La falta de armonía con la mente de Cristo conduce inevitablemente a plegarse a las convicciones de los hombres. En la segunda parte de la lectura (vv. 33-35), el evangelista presenta un episodio que lo confirma. Los discípulos no entienden o han cerrado deliberadamente los ojos y los oídos para no escuchar las palabras del Maestro y para noaceptar la meta propuesta por Él para cada discípulo. Continúan siguiéndolo hasta Jerusalén, pero, justo en el camino que conduce a la cruz, cultivan sueños opuestos a los de Jesús.
Llegados a Cafarnaúm, el Maestro les pregunta: “¿Qué estaban discutiendo por el camino?” (v. 33). No es una pregunta sino una acusación. Está al corriente de la acalorada discusión a la que se han entregado durante el viaje.

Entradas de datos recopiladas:
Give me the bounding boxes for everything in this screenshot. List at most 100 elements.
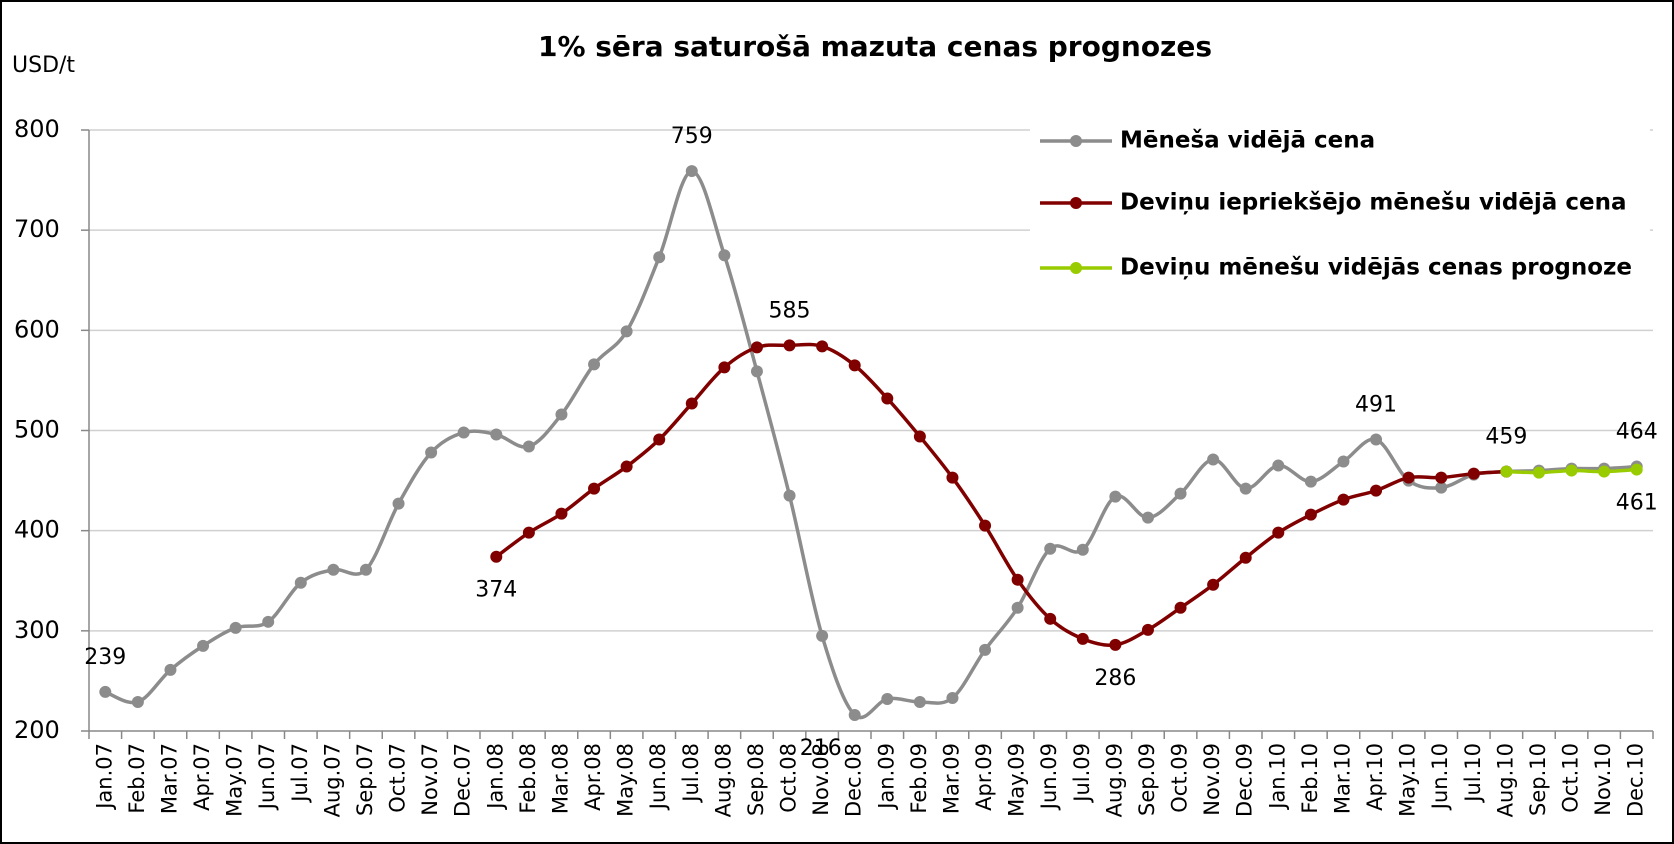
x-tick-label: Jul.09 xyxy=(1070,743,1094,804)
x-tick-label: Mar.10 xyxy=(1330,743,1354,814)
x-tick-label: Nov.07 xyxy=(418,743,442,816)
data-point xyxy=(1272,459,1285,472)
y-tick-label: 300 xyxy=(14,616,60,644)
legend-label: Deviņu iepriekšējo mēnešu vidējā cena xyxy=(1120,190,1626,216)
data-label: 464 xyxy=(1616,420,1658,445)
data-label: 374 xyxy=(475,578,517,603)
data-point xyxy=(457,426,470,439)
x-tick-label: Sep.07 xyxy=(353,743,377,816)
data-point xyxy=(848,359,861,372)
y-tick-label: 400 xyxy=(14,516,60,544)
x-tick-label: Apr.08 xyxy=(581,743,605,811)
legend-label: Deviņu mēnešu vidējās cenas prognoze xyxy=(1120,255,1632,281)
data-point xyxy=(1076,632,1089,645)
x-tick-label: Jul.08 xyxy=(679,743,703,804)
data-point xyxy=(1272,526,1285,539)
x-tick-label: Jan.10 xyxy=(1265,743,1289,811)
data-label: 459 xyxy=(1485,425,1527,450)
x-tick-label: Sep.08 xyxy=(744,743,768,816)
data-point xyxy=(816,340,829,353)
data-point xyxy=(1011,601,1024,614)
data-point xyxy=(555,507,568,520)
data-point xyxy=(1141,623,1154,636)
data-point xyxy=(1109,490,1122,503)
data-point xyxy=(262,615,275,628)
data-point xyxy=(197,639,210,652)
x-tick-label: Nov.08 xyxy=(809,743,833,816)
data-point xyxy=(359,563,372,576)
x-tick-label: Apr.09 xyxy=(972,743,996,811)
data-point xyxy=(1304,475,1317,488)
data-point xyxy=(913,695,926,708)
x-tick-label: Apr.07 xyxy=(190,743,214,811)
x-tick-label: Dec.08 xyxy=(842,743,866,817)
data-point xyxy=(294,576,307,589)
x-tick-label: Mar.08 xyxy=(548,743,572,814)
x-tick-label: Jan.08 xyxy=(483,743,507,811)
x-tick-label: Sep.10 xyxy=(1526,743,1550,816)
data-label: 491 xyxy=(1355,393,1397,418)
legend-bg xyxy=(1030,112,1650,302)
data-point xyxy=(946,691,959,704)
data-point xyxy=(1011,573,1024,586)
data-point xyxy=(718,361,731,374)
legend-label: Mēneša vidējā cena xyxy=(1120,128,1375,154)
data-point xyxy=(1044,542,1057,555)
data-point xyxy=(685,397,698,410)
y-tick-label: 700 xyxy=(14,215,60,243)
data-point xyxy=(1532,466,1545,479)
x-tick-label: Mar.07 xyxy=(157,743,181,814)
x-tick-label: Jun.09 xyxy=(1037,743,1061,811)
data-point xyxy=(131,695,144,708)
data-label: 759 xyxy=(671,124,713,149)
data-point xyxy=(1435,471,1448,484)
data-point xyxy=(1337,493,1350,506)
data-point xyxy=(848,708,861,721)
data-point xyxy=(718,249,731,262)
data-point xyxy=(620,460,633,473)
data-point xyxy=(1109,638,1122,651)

=== Ejercicio ===
¿Puedes reescribir el pasaje del comentario sobre los discípulos desde “Llegados a Cafarnaúm, el” hasta “durante el viaje.”, ambos incluidos, sustituyendo “acalorada” por “intensa”?

=== Ejercicio resuelto ===
Llegados a Cafarnaúm, el Maestro les pregunta: “¿Qué estaban discutiendo por el camino?” (v. 33). No es una pregunta sino una acusación. Está al corriente de la intensa discusión a la que se han entregado durante el viaje.